- _DATA ENTRIES_
%%
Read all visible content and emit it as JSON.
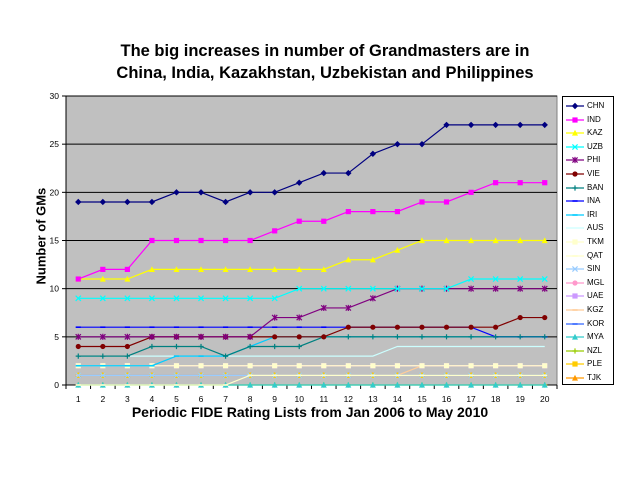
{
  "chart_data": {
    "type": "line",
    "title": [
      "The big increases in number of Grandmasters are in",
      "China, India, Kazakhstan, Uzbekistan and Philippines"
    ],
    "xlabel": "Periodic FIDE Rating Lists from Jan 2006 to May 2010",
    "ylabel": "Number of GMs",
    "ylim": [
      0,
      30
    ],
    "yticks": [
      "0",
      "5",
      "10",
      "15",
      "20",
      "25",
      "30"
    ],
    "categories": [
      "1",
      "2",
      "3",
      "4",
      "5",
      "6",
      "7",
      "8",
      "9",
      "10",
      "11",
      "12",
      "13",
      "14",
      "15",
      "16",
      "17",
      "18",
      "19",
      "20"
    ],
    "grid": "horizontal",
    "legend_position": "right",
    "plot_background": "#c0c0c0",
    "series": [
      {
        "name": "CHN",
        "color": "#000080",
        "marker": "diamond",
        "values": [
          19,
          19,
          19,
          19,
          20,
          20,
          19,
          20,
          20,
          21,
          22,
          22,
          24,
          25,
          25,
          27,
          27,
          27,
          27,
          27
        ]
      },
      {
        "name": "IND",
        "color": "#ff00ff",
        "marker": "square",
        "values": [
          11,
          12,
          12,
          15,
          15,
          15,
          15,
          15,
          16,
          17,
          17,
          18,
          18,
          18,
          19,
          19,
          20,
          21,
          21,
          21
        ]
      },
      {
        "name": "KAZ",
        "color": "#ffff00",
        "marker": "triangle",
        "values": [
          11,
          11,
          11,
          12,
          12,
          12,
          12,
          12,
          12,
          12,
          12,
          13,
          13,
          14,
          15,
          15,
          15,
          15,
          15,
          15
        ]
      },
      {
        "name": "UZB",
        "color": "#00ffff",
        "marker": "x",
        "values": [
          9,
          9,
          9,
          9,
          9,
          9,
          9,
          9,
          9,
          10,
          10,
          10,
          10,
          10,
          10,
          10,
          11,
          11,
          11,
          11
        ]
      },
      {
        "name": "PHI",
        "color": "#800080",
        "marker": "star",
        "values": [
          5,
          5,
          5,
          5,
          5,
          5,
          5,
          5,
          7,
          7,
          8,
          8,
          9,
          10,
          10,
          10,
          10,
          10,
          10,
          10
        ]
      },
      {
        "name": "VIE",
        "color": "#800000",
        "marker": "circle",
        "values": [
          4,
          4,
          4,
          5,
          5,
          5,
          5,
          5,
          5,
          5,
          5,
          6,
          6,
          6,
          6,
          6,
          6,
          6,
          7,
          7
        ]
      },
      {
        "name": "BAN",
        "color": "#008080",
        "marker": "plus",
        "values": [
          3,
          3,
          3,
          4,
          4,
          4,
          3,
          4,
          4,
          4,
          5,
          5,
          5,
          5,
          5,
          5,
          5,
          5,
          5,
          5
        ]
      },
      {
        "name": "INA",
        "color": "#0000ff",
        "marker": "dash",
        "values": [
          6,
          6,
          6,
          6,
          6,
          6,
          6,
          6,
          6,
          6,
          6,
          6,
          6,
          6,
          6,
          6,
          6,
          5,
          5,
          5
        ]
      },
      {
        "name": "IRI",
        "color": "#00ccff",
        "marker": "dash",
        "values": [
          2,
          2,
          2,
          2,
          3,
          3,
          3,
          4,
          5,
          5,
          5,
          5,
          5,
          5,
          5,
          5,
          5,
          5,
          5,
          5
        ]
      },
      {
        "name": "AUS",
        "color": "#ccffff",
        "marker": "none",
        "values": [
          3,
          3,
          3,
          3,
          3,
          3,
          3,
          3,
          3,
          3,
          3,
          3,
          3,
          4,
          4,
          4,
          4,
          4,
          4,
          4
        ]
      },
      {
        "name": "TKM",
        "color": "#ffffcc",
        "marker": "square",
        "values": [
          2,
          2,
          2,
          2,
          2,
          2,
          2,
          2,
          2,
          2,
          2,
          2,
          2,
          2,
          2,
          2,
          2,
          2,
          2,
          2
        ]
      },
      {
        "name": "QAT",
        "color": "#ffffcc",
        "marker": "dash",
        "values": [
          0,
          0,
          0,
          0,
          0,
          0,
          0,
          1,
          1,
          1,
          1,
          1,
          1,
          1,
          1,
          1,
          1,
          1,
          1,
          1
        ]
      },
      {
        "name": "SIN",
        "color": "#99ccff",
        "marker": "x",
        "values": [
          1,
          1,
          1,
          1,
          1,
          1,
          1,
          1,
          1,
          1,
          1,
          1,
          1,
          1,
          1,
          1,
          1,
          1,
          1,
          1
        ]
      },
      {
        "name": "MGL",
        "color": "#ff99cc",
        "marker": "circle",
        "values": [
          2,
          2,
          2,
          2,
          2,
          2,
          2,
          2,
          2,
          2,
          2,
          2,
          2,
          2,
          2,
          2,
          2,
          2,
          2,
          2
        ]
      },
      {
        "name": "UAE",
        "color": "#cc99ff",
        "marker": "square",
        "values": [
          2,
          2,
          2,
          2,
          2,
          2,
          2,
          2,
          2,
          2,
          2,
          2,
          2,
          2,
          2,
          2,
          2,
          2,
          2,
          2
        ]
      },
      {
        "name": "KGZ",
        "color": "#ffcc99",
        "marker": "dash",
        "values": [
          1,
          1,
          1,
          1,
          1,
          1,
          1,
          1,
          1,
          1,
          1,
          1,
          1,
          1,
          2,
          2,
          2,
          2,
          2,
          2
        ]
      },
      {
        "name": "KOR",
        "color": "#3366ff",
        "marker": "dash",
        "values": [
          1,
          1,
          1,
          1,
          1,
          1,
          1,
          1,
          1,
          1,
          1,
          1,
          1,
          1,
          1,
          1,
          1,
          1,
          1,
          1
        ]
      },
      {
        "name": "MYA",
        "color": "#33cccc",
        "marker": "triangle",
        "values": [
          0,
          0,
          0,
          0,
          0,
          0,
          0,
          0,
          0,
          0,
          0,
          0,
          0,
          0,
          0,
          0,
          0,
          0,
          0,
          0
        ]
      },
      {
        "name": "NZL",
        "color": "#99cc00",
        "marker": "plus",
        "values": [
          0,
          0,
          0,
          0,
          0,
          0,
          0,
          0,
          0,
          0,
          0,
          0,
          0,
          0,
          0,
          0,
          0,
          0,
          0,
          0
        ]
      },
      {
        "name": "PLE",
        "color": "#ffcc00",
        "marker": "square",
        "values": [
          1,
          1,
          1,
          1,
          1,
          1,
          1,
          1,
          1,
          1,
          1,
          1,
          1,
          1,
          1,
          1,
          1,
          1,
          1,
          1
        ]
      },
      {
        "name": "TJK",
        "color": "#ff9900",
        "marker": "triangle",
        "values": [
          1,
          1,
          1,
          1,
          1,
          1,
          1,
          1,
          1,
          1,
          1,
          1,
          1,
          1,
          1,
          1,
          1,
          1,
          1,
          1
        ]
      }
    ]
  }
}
%%
Send back the data above word for word, with the pictures left out.

- _WORKED ANSWER_
Read all visible content and emit it as JSON.
{
  "chart_data": {
    "type": "line",
    "title": [
      "The big increases in number of Grandmasters are in",
      "China, India, Kazakhstan, Uzbekistan and Philippines"
    ],
    "xlabel": "Periodic FIDE Rating Lists from Jan 2006 to May 2010",
    "ylabel": "Number of GMs",
    "ylim": [
      0,
      30
    ],
    "yticks": [
      "0",
      "5",
      "10",
      "15",
      "20",
      "25",
      "30"
    ],
    "categories": [
      "1",
      "2",
      "3",
      "4",
      "5",
      "6",
      "7",
      "8",
      "9",
      "10",
      "11",
      "12",
      "13",
      "14",
      "15",
      "16",
      "17",
      "18",
      "19",
      "20"
    ],
    "grid": "horizontal",
    "legend_position": "right",
    "plot_background": "#c0c0c0",
    "series": [
      {
        "name": "CHN",
        "color": "#000080",
        "marker": "diamond",
        "values": [
          19,
          19,
          19,
          19,
          20,
          20,
          19,
          20,
          20,
          21,
          22,
          22,
          24,
          25,
          25,
          27,
          27,
          27,
          27,
          27
        ]
      },
      {
        "name": "IND",
        "color": "#ff00ff",
        "marker": "square",
        "values": [
          11,
          12,
          12,
          15,
          15,
          15,
          15,
          15,
          16,
          17,
          17,
          18,
          18,
          18,
          19,
          19,
          20,
          21,
          21,
          21
        ]
      },
      {
        "name": "KAZ",
        "color": "#ffff00",
        "marker": "triangle",
        "values": [
          11,
          11,
          11,
          12,
          12,
          12,
          12,
          12,
          12,
          12,
          12,
          13,
          13,
          14,
          15,
          15,
          15,
          15,
          15,
          15
        ]
      },
      {
        "name": "UZB",
        "color": "#00ffff",
        "marker": "x",
        "values": [
          9,
          9,
          9,
          9,
          9,
          9,
          9,
          9,
          9,
          10,
          10,
          10,
          10,
          10,
          10,
          10,
          11,
          11,
          11,
          11
        ]
      },
      {
        "name": "PHI",
        "color": "#800080",
        "marker": "star",
        "values": [
          5,
          5,
          5,
          5,
          5,
          5,
          5,
          5,
          7,
          7,
          8,
          8,
          9,
          10,
          10,
          10,
          10,
          10,
          10,
          10
        ]
      },
      {
        "name": "VIE",
        "color": "#800000",
        "marker": "circle",
        "values": [
          4,
          4,
          4,
          5,
          5,
          5,
          5,
          5,
          5,
          5,
          5,
          6,
          6,
          6,
          6,
          6,
          6,
          6,
          7,
          7
        ]
      },
      {
        "name": "BAN",
        "color": "#008080",
        "marker": "plus",
        "values": [
          3,
          3,
          3,
          4,
          4,
          4,
          3,
          4,
          4,
          4,
          5,
          5,
          5,
          5,
          5,
          5,
          5,
          5,
          5,
          5
        ]
      },
      {
        "name": "INA",
        "color": "#0000ff",
        "marker": "dash",
        "values": [
          6,
          6,
          6,
          6,
          6,
          6,
          6,
          6,
          6,
          6,
          6,
          6,
          6,
          6,
          6,
          6,
          6,
          5,
          5,
          5
        ]
      },
      {
        "name": "IRI",
        "color": "#00ccff",
        "marker": "dash",
        "values": [
          2,
          2,
          2,
          2,
          3,
          3,
          3,
          4,
          5,
          5,
          5,
          5,
          5,
          5,
          5,
          5,
          5,
          5,
          5,
          5
        ]
      },
      {
        "name": "AUS",
        "color": "#ccffff",
        "marker": "none",
        "values": [
          3,
          3,
          3,
          3,
          3,
          3,
          3,
          3,
          3,
          3,
          3,
          3,
          3,
          4,
          4,
          4,
          4,
          4,
          4,
          4
        ]
      },
      {
        "name": "TKM",
        "color": "#ffffcc",
        "marker": "square",
        "values": [
          2,
          2,
          2,
          2,
          2,
          2,
          2,
          2,
          2,
          2,
          2,
          2,
          2,
          2,
          2,
          2,
          2,
          2,
          2,
          2
        ]
      },
      {
        "name": "QAT",
        "color": "#ffffcc",
        "marker": "dash",
        "values": [
          0,
          0,
          0,
          0,
          0,
          0,
          0,
          1,
          1,
          1,
          1,
          1,
          1,
          1,
          1,
          1,
          1,
          1,
          1,
          1
        ]
      },
      {
        "name": "SIN",
        "color": "#99ccff",
        "marker": "x",
        "values": [
          1,
          1,
          1,
          1,
          1,
          1,
          1,
          1,
          1,
          1,
          1,
          1,
          1,
          1,
          1,
          1,
          1,
          1,
          1,
          1
        ]
      },
      {
        "name": "MGL",
        "color": "#ff99cc",
        "marker": "circle",
        "values": [
          2,
          2,
          2,
          2,
          2,
          2,
          2,
          2,
          2,
          2,
          2,
          2,
          2,
          2,
          2,
          2,
          2,
          2,
          2,
          2
        ]
      },
      {
        "name": "UAE",
        "color": "#cc99ff",
        "marker": "square",
        "values": [
          2,
          2,
          2,
          2,
          2,
          2,
          2,
          2,
          2,
          2,
          2,
          2,
          2,
          2,
          2,
          2,
          2,
          2,
          2,
          2
        ]
      },
      {
        "name": "KGZ",
        "color": "#ffcc99",
        "marker": "dash",
        "values": [
          1,
          1,
          1,
          1,
          1,
          1,
          1,
          1,
          1,
          1,
          1,
          1,
          1,
          1,
          2,
          2,
          2,
          2,
          2,
          2
        ]
      },
      {
        "name": "KOR",
        "color": "#3366ff",
        "marker": "dash",
        "values": [
          1,
          1,
          1,
          1,
          1,
          1,
          1,
          1,
          1,
          1,
          1,
          1,
          1,
          1,
          1,
          1,
          1,
          1,
          1,
          1
        ]
      },
      {
        "name": "MYA",
        "color": "#33cccc",
        "marker": "triangle",
        "values": [
          0,
          0,
          0,
          0,
          0,
          0,
          0,
          0,
          0,
          0,
          0,
          0,
          0,
          0,
          0,
          0,
          0,
          0,
          0,
          0
        ]
      },
      {
        "name": "NZL",
        "color": "#99cc00",
        "marker": "plus",
        "values": [
          0,
          0,
          0,
          0,
          0,
          0,
          0,
          0,
          0,
          0,
          0,
          0,
          0,
          0,
          0,
          0,
          0,
          0,
          0,
          0
        ]
      },
      {
        "name": "PLE",
        "color": "#ffcc00",
        "marker": "square",
        "values": [
          1,
          1,
          1,
          1,
          1,
          1,
          1,
          1,
          1,
          1,
          1,
          1,
          1,
          1,
          1,
          1,
          1,
          1,
          1,
          1
        ]
      },
      {
        "name": "TJK",
        "color": "#ff9900",
        "marker": "triangle",
        "values": [
          1,
          1,
          1,
          1,
          1,
          1,
          1,
          1,
          1,
          1,
          1,
          1,
          1,
          1,
          1,
          1,
          1,
          1,
          1,
          1
        ]
      }
    ]
  }
}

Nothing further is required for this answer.